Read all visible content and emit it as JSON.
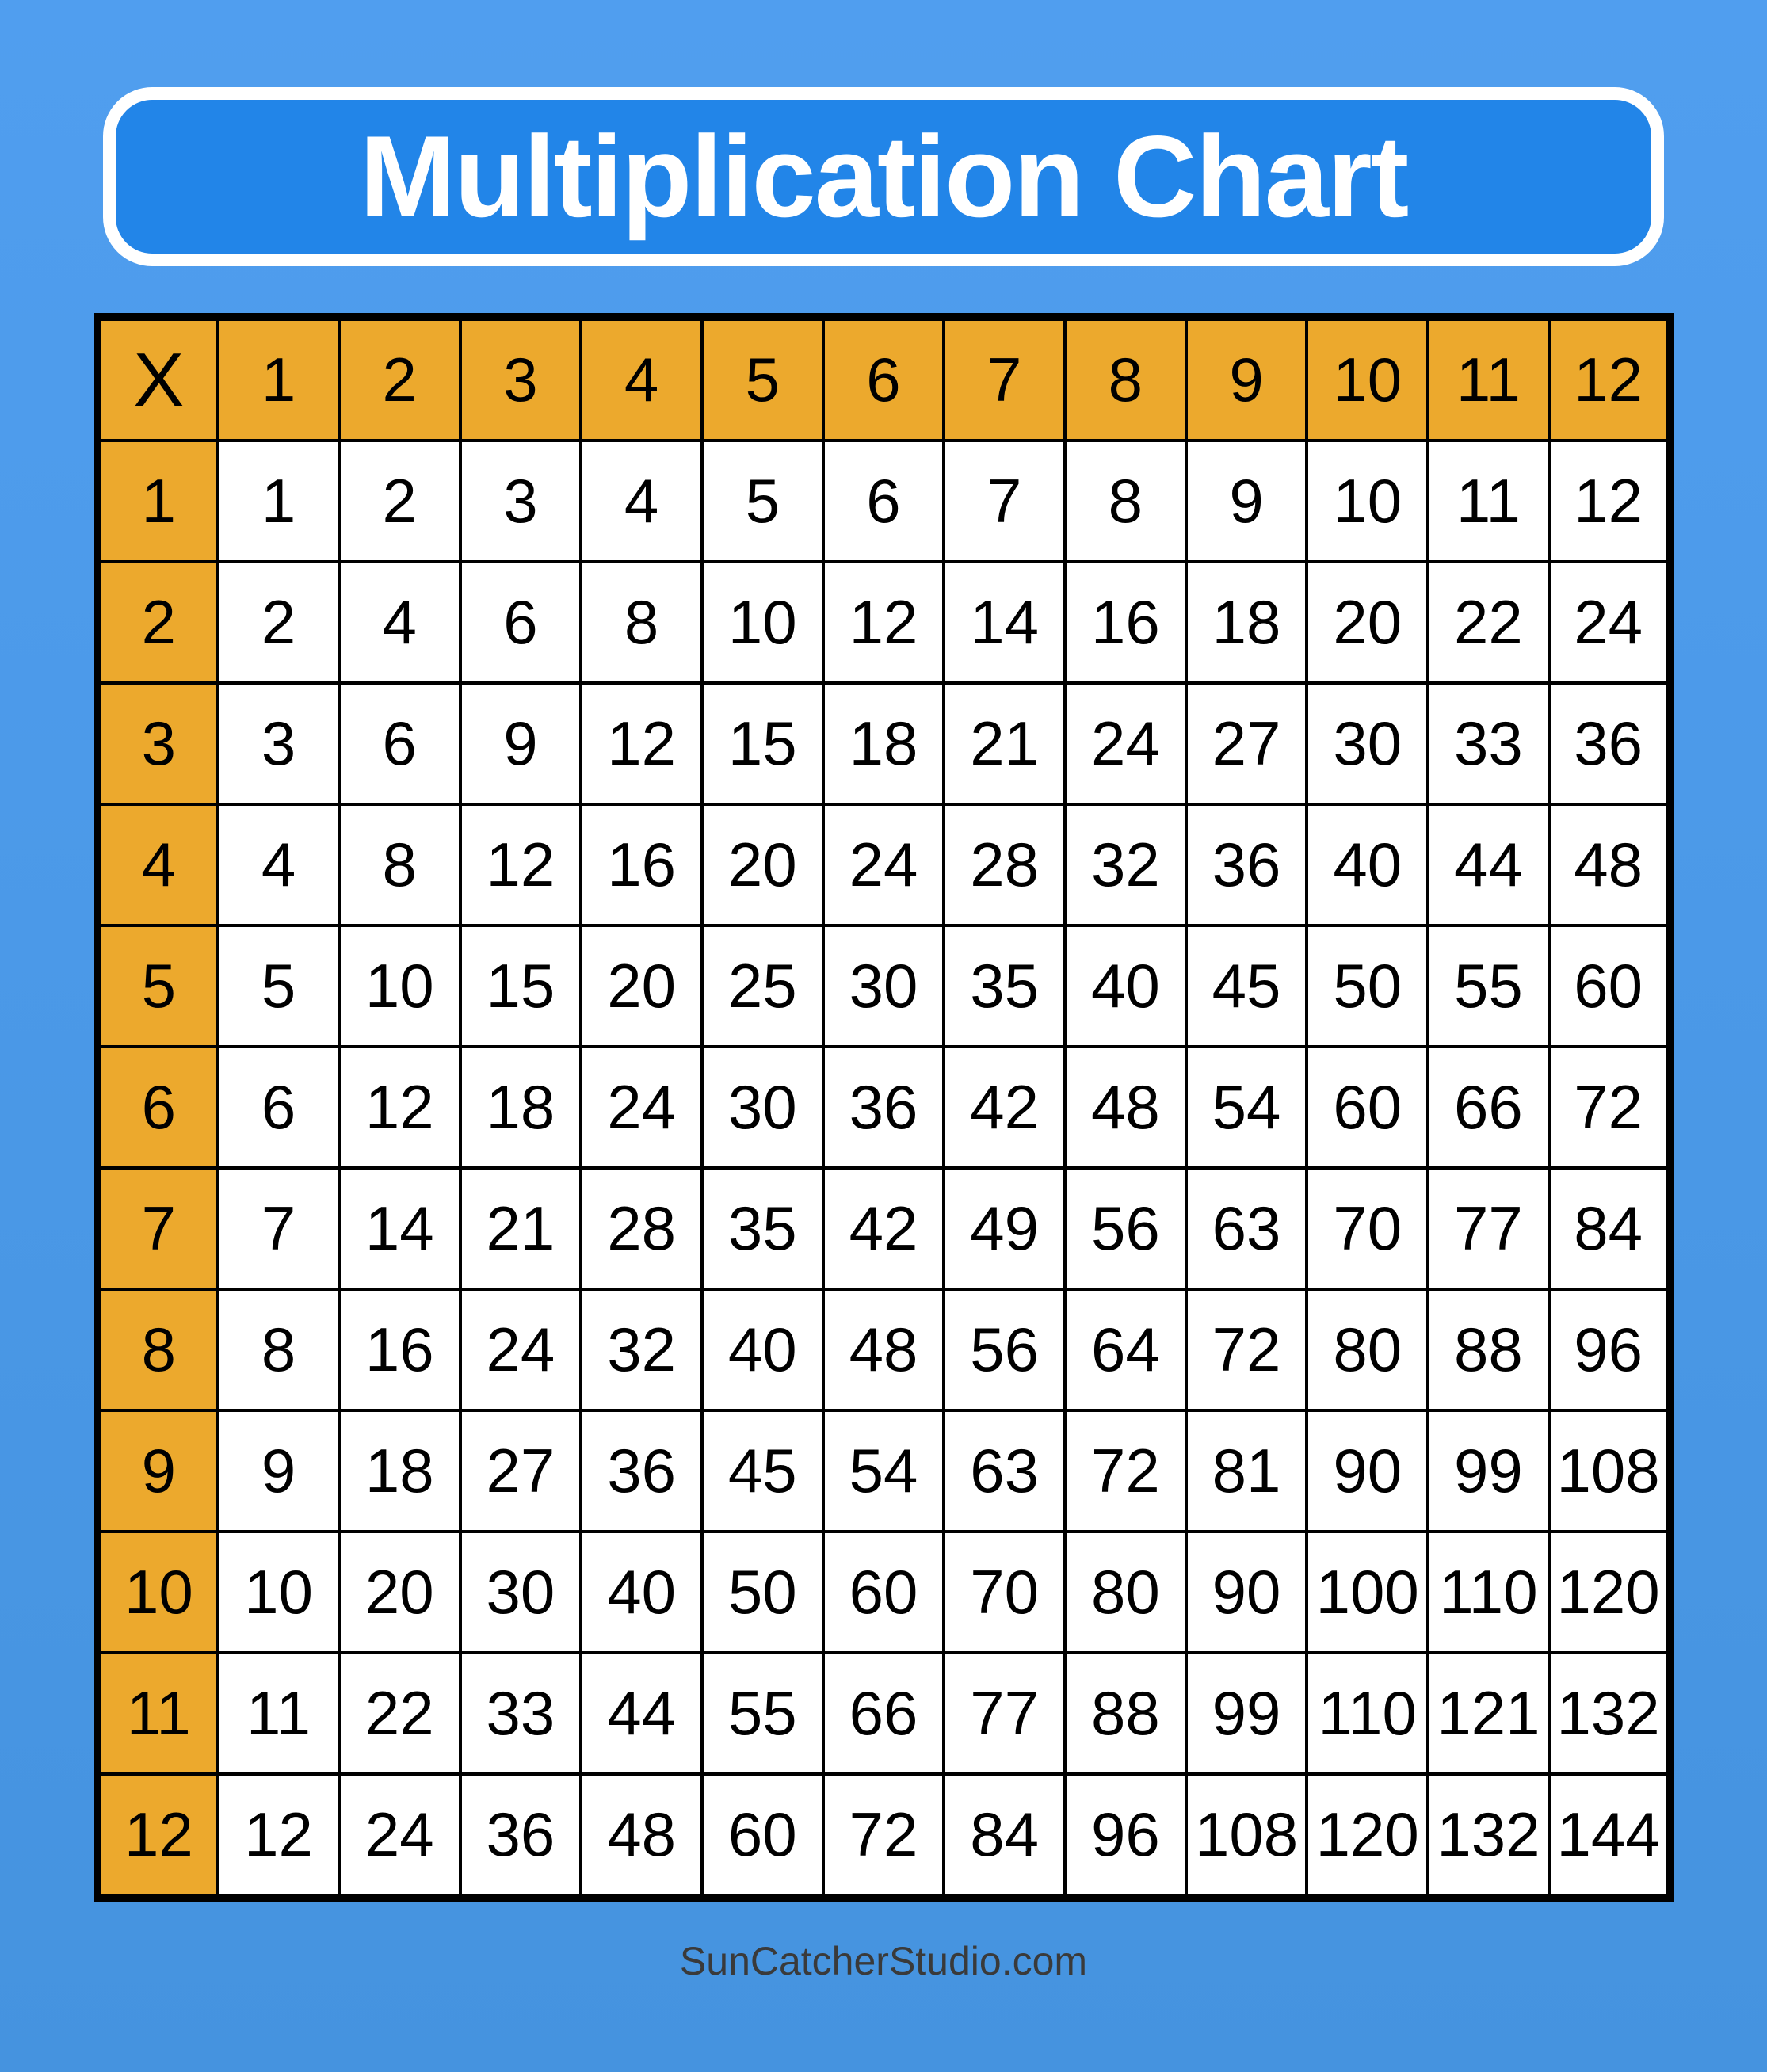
{
  "colors": {
    "background_top": "#509EEF",
    "background_bottom": "#4593DF",
    "banner_fill": "#2285E8",
    "banner_border": "#FFFFFF",
    "banner_text": "#FFFFFF",
    "header_bg": "#ECA92D",
    "cell_bg": "#FFFFFF",
    "grid": "#000000",
    "cell_text": "#000000",
    "footer_text": "#3A3A3A"
  },
  "footer": {
    "text": "SunCatcherStudio.com"
  },
  "chart_data": {
    "type": "table",
    "title": "Multiplication Chart",
    "corner_label": "X",
    "column_headers": [
      "1",
      "2",
      "3",
      "4",
      "5",
      "6",
      "7",
      "8",
      "9",
      "10",
      "11",
      "12"
    ],
    "row_headers": [
      "1",
      "2",
      "3",
      "4",
      "5",
      "6",
      "7",
      "8",
      "9",
      "10",
      "11",
      "12"
    ],
    "values": [
      [
        1,
        2,
        3,
        4,
        5,
        6,
        7,
        8,
        9,
        10,
        11,
        12
      ],
      [
        2,
        4,
        6,
        8,
        10,
        12,
        14,
        16,
        18,
        20,
        22,
        24
      ],
      [
        3,
        6,
        9,
        12,
        15,
        18,
        21,
        24,
        27,
        30,
        33,
        36
      ],
      [
        4,
        8,
        12,
        16,
        20,
        24,
        28,
        32,
        36,
        40,
        44,
        48
      ],
      [
        5,
        10,
        15,
        20,
        25,
        30,
        35,
        40,
        45,
        50,
        55,
        60
      ],
      [
        6,
        12,
        18,
        24,
        30,
        36,
        42,
        48,
        54,
        60,
        66,
        72
      ],
      [
        7,
        14,
        21,
        28,
        35,
        42,
        49,
        56,
        63,
        70,
        77,
        84
      ],
      [
        8,
        16,
        24,
        32,
        40,
        48,
        56,
        64,
        72,
        80,
        88,
        96
      ],
      [
        9,
        18,
        27,
        36,
        45,
        54,
        63,
        72,
        81,
        90,
        99,
        108
      ],
      [
        10,
        20,
        30,
        40,
        50,
        60,
        70,
        80,
        90,
        100,
        110,
        120
      ],
      [
        11,
        22,
        33,
        44,
        55,
        66,
        77,
        88,
        99,
        110,
        121,
        132
      ],
      [
        12,
        24,
        36,
        48,
        60,
        72,
        84,
        96,
        108,
        120,
        132,
        144
      ]
    ]
  }
}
· · ·
#### CHALLENGE:
Find how many lines hold the string "FFFFFF", and state that number alone.

#### SOLUTION TO THE PROBLEM:
3